*Exercise data:*
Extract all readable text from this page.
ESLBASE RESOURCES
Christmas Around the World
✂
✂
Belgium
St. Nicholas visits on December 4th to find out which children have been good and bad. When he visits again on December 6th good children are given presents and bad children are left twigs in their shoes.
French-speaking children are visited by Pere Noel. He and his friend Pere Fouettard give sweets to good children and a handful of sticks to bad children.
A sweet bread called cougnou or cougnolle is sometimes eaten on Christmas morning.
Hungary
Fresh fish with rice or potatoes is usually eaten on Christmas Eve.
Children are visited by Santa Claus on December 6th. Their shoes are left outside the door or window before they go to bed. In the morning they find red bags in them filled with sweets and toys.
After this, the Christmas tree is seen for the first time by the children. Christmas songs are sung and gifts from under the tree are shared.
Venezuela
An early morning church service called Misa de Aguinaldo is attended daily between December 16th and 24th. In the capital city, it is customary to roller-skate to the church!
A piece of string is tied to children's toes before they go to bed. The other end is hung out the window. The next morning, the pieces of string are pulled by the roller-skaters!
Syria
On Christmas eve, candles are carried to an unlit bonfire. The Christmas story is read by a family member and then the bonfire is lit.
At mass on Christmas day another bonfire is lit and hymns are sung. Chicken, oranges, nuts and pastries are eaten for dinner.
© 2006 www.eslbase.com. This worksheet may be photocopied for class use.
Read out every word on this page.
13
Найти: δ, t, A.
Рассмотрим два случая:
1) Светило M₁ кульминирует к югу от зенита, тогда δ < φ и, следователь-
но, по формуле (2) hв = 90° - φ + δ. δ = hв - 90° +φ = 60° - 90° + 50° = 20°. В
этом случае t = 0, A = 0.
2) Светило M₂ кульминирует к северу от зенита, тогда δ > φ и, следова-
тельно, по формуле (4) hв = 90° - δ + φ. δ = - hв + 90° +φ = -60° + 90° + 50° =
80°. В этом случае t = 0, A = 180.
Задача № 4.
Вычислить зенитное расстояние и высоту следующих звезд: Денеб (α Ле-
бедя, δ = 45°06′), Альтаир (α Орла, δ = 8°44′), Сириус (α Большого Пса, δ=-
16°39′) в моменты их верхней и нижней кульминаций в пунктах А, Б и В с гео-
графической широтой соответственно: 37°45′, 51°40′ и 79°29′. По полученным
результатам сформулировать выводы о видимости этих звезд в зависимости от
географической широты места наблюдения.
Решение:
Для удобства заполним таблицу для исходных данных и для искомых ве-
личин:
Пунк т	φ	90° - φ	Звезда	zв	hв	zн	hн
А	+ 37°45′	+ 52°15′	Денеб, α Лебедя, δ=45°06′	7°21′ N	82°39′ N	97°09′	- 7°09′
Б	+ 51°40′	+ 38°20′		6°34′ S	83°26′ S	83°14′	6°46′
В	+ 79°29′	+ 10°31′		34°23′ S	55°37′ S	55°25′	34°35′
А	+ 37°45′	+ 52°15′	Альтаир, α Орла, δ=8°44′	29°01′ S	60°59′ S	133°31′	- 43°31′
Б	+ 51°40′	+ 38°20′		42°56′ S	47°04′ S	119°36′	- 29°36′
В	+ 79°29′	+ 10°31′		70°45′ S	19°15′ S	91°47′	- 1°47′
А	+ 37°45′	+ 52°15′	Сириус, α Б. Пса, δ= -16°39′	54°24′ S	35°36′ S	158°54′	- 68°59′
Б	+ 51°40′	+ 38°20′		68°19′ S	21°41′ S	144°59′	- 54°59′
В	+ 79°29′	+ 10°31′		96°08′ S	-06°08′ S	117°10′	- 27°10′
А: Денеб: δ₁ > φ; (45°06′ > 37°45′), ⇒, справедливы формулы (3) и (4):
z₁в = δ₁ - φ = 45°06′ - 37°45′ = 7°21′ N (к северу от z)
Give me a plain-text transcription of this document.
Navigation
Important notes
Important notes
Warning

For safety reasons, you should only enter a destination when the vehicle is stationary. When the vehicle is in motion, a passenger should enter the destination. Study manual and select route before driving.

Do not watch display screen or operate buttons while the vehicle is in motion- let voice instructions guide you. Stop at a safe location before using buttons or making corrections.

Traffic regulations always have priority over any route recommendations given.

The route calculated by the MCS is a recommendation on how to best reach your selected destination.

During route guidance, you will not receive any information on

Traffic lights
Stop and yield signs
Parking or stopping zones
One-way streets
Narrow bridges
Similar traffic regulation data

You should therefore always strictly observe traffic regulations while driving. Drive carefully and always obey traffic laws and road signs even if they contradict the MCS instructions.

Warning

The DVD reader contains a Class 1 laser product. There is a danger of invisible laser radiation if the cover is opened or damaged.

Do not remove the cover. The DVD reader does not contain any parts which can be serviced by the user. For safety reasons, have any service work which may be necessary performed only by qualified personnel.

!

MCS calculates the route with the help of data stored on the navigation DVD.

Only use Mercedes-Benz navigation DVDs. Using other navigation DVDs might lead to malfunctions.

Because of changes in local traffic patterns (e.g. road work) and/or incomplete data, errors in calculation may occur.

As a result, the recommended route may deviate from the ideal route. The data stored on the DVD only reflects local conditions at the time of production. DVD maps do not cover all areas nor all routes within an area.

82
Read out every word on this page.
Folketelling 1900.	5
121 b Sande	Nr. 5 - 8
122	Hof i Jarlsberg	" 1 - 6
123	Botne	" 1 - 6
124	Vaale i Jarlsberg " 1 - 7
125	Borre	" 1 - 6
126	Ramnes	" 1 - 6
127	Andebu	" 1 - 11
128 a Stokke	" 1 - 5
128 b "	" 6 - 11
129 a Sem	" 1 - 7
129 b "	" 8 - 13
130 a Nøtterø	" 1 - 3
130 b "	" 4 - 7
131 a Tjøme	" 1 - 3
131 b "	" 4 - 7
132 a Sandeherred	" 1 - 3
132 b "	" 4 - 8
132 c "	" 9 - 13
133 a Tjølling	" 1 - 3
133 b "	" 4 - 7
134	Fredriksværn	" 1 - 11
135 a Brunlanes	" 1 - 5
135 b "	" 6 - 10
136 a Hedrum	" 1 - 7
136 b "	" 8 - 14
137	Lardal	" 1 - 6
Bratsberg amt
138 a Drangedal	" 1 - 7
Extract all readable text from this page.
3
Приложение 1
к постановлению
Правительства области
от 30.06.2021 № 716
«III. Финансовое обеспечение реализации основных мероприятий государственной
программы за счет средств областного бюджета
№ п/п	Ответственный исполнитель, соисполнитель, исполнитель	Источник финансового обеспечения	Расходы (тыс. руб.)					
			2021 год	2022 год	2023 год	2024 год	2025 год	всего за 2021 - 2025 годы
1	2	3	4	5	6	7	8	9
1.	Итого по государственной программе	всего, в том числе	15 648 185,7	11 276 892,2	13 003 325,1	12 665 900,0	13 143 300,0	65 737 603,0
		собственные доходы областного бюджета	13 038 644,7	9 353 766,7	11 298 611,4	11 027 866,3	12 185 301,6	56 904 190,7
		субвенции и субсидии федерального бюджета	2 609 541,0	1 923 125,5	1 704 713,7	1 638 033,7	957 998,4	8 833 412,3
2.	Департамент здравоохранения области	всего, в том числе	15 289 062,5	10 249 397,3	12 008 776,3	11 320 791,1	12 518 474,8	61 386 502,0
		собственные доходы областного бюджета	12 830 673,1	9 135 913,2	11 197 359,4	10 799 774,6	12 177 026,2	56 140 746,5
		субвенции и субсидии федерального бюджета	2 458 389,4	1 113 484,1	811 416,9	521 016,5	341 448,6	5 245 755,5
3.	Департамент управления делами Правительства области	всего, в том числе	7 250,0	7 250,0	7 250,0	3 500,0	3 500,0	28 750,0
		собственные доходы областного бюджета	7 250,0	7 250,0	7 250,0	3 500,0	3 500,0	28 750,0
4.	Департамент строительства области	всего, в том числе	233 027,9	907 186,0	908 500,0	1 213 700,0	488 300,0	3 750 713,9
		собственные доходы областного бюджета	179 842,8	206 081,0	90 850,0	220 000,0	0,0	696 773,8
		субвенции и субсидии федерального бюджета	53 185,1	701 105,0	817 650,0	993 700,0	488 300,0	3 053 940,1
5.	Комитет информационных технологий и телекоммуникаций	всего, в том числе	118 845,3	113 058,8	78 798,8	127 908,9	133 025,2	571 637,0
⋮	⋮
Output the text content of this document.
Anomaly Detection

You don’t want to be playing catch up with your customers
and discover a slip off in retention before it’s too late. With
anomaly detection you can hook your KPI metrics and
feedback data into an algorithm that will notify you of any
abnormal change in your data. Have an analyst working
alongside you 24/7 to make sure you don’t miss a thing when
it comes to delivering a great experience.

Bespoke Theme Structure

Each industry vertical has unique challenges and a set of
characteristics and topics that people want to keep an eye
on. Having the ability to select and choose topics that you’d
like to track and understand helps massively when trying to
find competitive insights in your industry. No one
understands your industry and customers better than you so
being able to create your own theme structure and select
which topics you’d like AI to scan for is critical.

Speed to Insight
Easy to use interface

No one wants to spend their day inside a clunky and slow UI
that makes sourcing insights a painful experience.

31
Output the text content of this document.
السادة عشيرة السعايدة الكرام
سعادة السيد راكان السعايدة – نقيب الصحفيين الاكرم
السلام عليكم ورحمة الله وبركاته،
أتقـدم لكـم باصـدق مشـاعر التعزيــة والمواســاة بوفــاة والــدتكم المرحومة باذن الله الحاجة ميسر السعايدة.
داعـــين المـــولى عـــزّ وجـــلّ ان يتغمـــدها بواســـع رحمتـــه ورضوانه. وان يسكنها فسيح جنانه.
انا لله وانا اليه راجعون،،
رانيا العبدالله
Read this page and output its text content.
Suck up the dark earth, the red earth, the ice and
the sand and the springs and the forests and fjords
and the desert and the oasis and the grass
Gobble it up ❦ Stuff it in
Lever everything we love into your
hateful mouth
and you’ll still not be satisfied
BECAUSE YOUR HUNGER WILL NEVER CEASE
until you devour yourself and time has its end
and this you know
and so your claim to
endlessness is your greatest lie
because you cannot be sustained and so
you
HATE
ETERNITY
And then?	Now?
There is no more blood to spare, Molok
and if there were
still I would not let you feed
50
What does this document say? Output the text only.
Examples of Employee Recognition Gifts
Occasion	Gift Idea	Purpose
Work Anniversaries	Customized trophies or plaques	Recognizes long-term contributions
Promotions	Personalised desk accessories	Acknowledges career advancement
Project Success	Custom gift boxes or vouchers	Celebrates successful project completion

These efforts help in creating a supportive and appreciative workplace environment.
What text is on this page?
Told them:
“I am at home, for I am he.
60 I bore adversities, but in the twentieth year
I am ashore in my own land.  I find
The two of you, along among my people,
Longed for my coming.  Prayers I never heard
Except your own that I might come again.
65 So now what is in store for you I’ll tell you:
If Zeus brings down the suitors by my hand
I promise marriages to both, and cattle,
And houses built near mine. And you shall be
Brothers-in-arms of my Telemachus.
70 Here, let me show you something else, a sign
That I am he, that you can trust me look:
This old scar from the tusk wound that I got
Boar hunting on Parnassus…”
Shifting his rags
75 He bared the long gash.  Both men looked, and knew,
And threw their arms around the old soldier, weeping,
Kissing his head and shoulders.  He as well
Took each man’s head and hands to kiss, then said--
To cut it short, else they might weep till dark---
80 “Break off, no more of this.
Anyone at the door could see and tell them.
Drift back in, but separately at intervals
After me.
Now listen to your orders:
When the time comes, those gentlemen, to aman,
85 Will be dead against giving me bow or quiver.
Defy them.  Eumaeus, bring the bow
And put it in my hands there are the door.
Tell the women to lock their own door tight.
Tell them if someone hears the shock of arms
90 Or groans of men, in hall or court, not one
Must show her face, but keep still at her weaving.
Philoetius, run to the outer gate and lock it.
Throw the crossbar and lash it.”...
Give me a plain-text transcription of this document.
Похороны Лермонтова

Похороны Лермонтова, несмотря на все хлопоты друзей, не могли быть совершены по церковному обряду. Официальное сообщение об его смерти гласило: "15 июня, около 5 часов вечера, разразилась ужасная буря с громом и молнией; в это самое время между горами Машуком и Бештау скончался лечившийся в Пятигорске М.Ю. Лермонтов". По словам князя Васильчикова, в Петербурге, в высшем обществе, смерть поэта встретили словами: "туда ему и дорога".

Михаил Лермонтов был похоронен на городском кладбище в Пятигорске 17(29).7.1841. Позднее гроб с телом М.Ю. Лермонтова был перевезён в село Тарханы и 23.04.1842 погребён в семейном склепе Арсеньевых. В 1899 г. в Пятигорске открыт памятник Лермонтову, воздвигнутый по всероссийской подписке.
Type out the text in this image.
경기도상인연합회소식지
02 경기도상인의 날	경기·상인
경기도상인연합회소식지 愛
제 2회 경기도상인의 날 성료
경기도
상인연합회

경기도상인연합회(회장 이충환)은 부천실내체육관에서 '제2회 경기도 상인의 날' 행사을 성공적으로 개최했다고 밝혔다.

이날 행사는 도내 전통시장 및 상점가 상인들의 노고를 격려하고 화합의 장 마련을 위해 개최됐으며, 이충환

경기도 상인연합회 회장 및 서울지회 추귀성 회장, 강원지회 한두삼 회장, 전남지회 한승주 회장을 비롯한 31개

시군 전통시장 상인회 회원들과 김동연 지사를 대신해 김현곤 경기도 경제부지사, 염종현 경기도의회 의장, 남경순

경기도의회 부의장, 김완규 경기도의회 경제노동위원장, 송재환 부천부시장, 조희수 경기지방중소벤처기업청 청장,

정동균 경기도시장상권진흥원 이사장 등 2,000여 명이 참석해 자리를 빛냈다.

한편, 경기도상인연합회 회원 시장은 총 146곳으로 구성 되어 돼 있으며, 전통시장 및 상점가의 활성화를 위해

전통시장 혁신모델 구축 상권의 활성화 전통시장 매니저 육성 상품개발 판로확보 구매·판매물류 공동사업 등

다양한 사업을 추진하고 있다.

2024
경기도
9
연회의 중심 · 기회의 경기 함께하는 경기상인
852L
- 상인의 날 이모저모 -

*To do:* Pick each line holding the word "формуле" out of the listing.

*Correct result:*
но, по формуле (2) hв = 90° - φ + δ. δ = hв - 90° +φ = 60° - 90° + 50° = 20°. В
тельно, по формуле (4) hв = 90° - δ + φ. δ = - hв + 90° +φ = -60° + 90° + 50° =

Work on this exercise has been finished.